[PROMPT] Count the lines that include the string "OAuth", and give only that number.

=-=-=-=-=

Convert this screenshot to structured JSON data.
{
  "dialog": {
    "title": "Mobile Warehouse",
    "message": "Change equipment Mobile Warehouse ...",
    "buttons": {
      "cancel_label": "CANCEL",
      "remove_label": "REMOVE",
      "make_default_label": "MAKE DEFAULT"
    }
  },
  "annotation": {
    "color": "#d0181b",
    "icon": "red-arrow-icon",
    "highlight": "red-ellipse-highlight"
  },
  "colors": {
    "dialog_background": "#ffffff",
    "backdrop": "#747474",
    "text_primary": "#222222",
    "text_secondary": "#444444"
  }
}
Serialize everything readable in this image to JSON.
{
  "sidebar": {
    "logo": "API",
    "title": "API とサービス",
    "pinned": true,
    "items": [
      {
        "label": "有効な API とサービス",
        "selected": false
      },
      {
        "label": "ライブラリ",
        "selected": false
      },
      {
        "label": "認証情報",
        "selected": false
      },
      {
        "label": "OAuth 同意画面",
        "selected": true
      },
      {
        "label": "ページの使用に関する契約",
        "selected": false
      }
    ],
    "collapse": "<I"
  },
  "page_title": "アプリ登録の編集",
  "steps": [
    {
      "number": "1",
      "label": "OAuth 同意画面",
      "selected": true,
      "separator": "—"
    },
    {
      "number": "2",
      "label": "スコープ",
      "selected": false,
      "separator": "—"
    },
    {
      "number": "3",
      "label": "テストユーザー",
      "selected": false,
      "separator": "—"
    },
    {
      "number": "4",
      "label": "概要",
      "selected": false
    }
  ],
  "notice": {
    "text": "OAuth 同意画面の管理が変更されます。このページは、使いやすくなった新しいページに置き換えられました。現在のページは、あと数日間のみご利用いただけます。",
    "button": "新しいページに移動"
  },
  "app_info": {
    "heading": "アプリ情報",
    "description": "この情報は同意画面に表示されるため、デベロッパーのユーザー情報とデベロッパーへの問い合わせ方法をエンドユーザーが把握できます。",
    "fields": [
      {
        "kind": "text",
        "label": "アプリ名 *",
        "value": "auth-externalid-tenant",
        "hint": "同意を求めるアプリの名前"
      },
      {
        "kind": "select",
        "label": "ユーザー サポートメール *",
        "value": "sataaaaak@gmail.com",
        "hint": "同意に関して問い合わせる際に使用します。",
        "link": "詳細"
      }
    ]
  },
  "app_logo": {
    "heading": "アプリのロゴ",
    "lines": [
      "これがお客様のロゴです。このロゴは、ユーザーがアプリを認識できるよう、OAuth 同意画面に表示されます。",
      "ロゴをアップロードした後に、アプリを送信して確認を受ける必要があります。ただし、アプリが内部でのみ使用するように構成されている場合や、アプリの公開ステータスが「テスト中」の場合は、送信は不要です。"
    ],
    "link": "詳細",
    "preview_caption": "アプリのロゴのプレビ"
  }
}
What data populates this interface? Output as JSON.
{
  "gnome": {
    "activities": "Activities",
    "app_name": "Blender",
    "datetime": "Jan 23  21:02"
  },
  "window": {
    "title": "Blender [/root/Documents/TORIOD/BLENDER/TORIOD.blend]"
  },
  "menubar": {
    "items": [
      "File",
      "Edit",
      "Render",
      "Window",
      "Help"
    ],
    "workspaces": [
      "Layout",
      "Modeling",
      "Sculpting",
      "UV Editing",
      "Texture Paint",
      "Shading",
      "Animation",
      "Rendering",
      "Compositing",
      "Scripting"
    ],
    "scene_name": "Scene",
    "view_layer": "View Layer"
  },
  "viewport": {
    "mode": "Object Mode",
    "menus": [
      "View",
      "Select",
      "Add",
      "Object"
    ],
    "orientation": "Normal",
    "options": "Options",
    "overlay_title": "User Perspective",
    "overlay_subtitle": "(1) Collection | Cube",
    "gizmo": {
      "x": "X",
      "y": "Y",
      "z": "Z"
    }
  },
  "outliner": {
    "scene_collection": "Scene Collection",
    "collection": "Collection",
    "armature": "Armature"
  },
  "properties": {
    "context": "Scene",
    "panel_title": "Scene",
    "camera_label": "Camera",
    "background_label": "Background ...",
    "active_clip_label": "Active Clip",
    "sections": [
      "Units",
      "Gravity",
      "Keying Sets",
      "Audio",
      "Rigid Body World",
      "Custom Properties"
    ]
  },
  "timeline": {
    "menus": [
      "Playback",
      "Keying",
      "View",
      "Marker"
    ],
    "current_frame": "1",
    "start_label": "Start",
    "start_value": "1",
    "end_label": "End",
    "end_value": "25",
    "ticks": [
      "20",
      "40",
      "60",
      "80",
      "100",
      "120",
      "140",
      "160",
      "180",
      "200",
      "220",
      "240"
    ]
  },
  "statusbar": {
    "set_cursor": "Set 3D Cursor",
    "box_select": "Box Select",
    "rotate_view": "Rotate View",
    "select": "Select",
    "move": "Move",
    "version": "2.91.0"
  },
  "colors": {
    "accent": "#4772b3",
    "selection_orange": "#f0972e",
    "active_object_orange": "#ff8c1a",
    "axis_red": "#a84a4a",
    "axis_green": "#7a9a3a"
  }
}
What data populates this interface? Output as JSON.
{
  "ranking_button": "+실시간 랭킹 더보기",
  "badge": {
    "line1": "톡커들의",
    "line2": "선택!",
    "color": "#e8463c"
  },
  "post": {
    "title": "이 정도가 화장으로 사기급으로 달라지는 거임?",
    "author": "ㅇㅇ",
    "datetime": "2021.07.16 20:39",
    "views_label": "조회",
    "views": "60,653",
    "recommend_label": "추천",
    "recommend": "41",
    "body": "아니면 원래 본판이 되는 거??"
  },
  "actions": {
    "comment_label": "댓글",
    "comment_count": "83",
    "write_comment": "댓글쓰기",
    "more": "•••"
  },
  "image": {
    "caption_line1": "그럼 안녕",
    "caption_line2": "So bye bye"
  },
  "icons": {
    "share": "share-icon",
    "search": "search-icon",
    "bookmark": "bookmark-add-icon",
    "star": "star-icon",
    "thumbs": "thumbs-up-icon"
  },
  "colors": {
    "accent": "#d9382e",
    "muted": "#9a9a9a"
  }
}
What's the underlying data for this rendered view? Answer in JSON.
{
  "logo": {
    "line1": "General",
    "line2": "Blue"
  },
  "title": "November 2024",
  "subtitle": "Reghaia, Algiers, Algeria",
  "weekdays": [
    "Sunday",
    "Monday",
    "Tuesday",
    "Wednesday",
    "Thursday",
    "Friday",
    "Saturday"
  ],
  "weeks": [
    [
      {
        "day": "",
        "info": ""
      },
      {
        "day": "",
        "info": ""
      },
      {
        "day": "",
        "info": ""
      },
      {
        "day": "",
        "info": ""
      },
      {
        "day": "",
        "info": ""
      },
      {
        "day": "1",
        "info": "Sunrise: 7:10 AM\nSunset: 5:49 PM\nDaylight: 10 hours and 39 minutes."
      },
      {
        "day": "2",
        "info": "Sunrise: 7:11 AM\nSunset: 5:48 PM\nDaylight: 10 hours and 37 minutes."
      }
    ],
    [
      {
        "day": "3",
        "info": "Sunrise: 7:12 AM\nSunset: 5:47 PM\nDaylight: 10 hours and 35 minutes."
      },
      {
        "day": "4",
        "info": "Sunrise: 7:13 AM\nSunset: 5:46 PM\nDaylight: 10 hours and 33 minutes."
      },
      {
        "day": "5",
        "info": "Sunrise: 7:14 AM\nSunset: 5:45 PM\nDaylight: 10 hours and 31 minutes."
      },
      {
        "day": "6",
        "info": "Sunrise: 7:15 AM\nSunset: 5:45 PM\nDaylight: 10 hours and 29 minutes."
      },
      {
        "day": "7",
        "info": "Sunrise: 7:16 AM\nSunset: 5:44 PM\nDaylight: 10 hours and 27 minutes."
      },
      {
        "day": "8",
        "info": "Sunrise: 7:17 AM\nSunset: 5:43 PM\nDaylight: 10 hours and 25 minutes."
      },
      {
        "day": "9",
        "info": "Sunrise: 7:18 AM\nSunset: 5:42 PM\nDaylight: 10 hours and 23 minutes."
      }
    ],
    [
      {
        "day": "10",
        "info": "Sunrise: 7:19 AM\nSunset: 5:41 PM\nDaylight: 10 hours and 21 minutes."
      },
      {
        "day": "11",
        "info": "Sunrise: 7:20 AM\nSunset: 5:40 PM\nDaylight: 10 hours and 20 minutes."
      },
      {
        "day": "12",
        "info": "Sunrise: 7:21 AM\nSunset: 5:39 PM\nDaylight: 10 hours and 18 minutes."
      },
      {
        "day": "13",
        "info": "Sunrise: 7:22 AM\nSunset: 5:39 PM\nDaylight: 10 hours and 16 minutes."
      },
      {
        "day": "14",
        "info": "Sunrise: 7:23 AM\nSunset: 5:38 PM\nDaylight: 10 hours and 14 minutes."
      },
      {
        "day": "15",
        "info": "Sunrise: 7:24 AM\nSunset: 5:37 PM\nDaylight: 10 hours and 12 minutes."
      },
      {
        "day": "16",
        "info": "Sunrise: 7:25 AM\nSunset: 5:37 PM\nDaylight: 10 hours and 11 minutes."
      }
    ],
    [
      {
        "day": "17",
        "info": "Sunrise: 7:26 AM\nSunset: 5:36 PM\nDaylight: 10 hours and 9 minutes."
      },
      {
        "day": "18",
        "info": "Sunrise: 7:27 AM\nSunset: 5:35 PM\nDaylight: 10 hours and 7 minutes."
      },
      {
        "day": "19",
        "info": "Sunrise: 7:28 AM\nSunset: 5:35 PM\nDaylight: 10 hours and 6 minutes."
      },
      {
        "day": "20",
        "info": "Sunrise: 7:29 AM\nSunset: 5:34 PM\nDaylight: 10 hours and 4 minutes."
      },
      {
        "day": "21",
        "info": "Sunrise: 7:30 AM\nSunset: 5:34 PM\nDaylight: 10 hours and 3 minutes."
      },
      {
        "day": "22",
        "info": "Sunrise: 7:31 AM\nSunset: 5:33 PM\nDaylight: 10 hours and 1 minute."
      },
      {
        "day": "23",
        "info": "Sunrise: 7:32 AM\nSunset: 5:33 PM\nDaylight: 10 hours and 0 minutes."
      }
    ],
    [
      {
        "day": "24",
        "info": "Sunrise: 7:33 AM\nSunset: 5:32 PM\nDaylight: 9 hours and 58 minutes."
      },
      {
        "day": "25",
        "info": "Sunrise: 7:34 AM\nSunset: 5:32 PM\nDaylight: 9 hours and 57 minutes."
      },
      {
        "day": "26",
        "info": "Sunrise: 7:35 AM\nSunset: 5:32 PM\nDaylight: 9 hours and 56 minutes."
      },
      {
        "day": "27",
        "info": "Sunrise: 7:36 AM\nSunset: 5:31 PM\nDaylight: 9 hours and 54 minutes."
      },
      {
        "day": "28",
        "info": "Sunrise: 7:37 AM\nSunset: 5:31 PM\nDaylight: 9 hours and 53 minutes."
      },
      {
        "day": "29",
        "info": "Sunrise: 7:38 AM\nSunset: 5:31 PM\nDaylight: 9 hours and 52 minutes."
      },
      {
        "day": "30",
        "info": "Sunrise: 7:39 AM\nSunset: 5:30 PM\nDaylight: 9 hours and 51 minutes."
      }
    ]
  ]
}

=-=-=-=-=

[FINAL RESULT] 4